_Instructions for the task_
Take every line from the material that has the word "JSON" in it.

_Material shown_
________________________________________
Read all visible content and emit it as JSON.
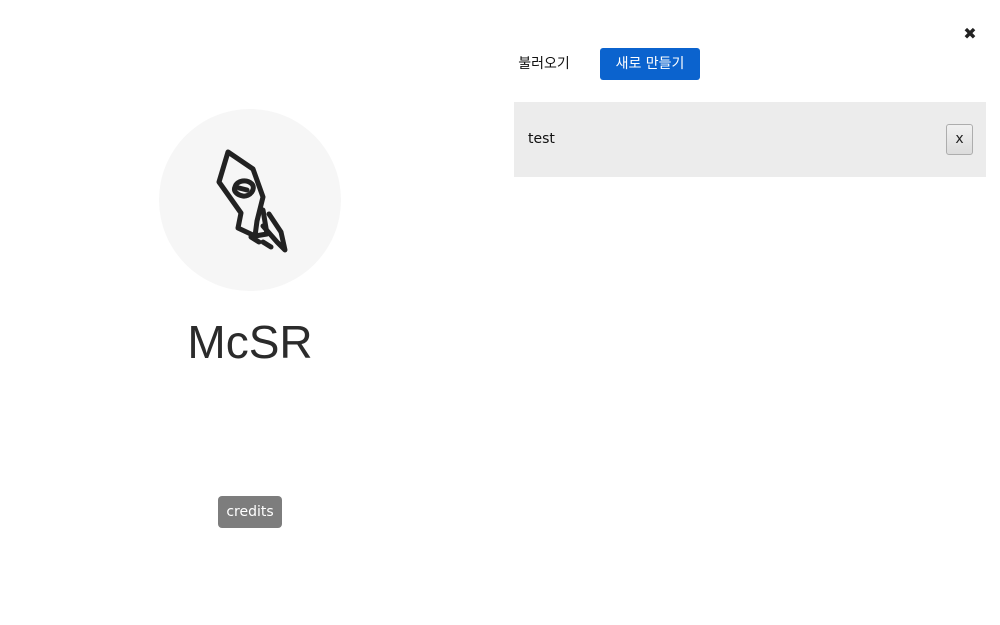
{
  "app": {
    "title": "McSR",
    "logo_icon": "rocket-icon",
    "credits_label": "credits"
  },
  "header": {
    "load_label": "불러오기",
    "new_label": "새로 만들기",
    "close_glyph": "✖"
  },
  "projects": [
    {
      "name": "test",
      "delete_label": "x"
    }
  ],
  "colors": {
    "accent": "#0b63ce",
    "credits_bg": "#7d7d7d",
    "list_item_bg": "#ececec",
    "logo_bg": "#f6f6f6"
  }
}
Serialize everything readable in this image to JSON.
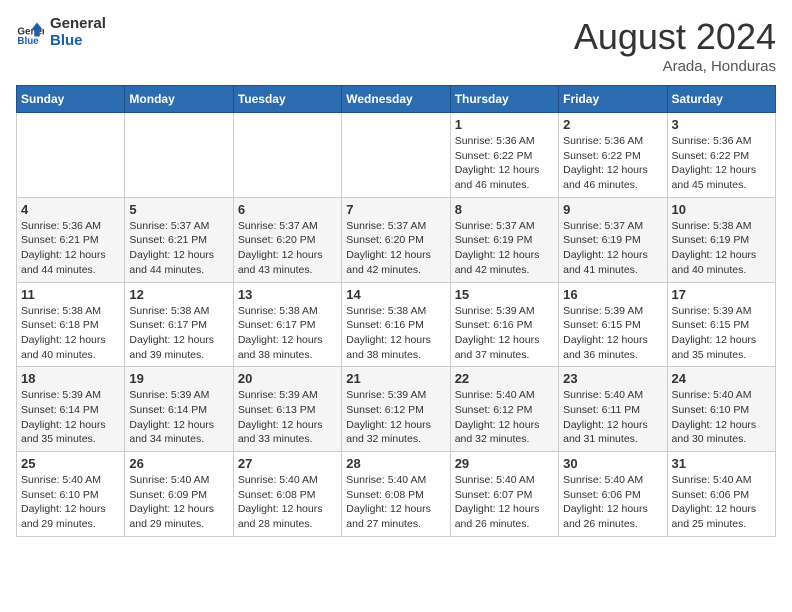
{
  "header": {
    "logo_general": "General",
    "logo_blue": "Blue",
    "month_title": "August 2024",
    "location": "Arada, Honduras"
  },
  "calendar": {
    "days_of_week": [
      "Sunday",
      "Monday",
      "Tuesday",
      "Wednesday",
      "Thursday",
      "Friday",
      "Saturday"
    ],
    "weeks": [
      [
        {
          "day": "",
          "info": ""
        },
        {
          "day": "",
          "info": ""
        },
        {
          "day": "",
          "info": ""
        },
        {
          "day": "",
          "info": ""
        },
        {
          "day": "1",
          "info": "Sunrise: 5:36 AM\nSunset: 6:22 PM\nDaylight: 12 hours\nand 46 minutes."
        },
        {
          "day": "2",
          "info": "Sunrise: 5:36 AM\nSunset: 6:22 PM\nDaylight: 12 hours\nand 46 minutes."
        },
        {
          "day": "3",
          "info": "Sunrise: 5:36 AM\nSunset: 6:22 PM\nDaylight: 12 hours\nand 45 minutes."
        }
      ],
      [
        {
          "day": "4",
          "info": "Sunrise: 5:36 AM\nSunset: 6:21 PM\nDaylight: 12 hours\nand 44 minutes."
        },
        {
          "day": "5",
          "info": "Sunrise: 5:37 AM\nSunset: 6:21 PM\nDaylight: 12 hours\nand 44 minutes."
        },
        {
          "day": "6",
          "info": "Sunrise: 5:37 AM\nSunset: 6:20 PM\nDaylight: 12 hours\nand 43 minutes."
        },
        {
          "day": "7",
          "info": "Sunrise: 5:37 AM\nSunset: 6:20 PM\nDaylight: 12 hours\nand 42 minutes."
        },
        {
          "day": "8",
          "info": "Sunrise: 5:37 AM\nSunset: 6:19 PM\nDaylight: 12 hours\nand 42 minutes."
        },
        {
          "day": "9",
          "info": "Sunrise: 5:37 AM\nSunset: 6:19 PM\nDaylight: 12 hours\nand 41 minutes."
        },
        {
          "day": "10",
          "info": "Sunrise: 5:38 AM\nSunset: 6:19 PM\nDaylight: 12 hours\nand 40 minutes."
        }
      ],
      [
        {
          "day": "11",
          "info": "Sunrise: 5:38 AM\nSunset: 6:18 PM\nDaylight: 12 hours\nand 40 minutes."
        },
        {
          "day": "12",
          "info": "Sunrise: 5:38 AM\nSunset: 6:17 PM\nDaylight: 12 hours\nand 39 minutes."
        },
        {
          "day": "13",
          "info": "Sunrise: 5:38 AM\nSunset: 6:17 PM\nDaylight: 12 hours\nand 38 minutes."
        },
        {
          "day": "14",
          "info": "Sunrise: 5:38 AM\nSunset: 6:16 PM\nDaylight: 12 hours\nand 38 minutes."
        },
        {
          "day": "15",
          "info": "Sunrise: 5:39 AM\nSunset: 6:16 PM\nDaylight: 12 hours\nand 37 minutes."
        },
        {
          "day": "16",
          "info": "Sunrise: 5:39 AM\nSunset: 6:15 PM\nDaylight: 12 hours\nand 36 minutes."
        },
        {
          "day": "17",
          "info": "Sunrise: 5:39 AM\nSunset: 6:15 PM\nDaylight: 12 hours\nand 35 minutes."
        }
      ],
      [
        {
          "day": "18",
          "info": "Sunrise: 5:39 AM\nSunset: 6:14 PM\nDaylight: 12 hours\nand 35 minutes."
        },
        {
          "day": "19",
          "info": "Sunrise: 5:39 AM\nSunset: 6:14 PM\nDaylight: 12 hours\nand 34 minutes."
        },
        {
          "day": "20",
          "info": "Sunrise: 5:39 AM\nSunset: 6:13 PM\nDaylight: 12 hours\nand 33 minutes."
        },
        {
          "day": "21",
          "info": "Sunrise: 5:39 AM\nSunset: 6:12 PM\nDaylight: 12 hours\nand 32 minutes."
        },
        {
          "day": "22",
          "info": "Sunrise: 5:40 AM\nSunset: 6:12 PM\nDaylight: 12 hours\nand 32 minutes."
        },
        {
          "day": "23",
          "info": "Sunrise: 5:40 AM\nSunset: 6:11 PM\nDaylight: 12 hours\nand 31 minutes."
        },
        {
          "day": "24",
          "info": "Sunrise: 5:40 AM\nSunset: 6:10 PM\nDaylight: 12 hours\nand 30 minutes."
        }
      ],
      [
        {
          "day": "25",
          "info": "Sunrise: 5:40 AM\nSunset: 6:10 PM\nDaylight: 12 hours\nand 29 minutes."
        },
        {
          "day": "26",
          "info": "Sunrise: 5:40 AM\nSunset: 6:09 PM\nDaylight: 12 hours\nand 29 minutes."
        },
        {
          "day": "27",
          "info": "Sunrise: 5:40 AM\nSunset: 6:08 PM\nDaylight: 12 hours\nand 28 minutes."
        },
        {
          "day": "28",
          "info": "Sunrise: 5:40 AM\nSunset: 6:08 PM\nDaylight: 12 hours\nand 27 minutes."
        },
        {
          "day": "29",
          "info": "Sunrise: 5:40 AM\nSunset: 6:07 PM\nDaylight: 12 hours\nand 26 minutes."
        },
        {
          "day": "30",
          "info": "Sunrise: 5:40 AM\nSunset: 6:06 PM\nDaylight: 12 hours\nand 26 minutes."
        },
        {
          "day": "31",
          "info": "Sunrise: 5:40 AM\nSunset: 6:06 PM\nDaylight: 12 hours\nand 25 minutes."
        }
      ]
    ]
  }
}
________________________________________
_Result_
Read all visible content and emit it as JSON.
Serialize everything readable in this image to JSON.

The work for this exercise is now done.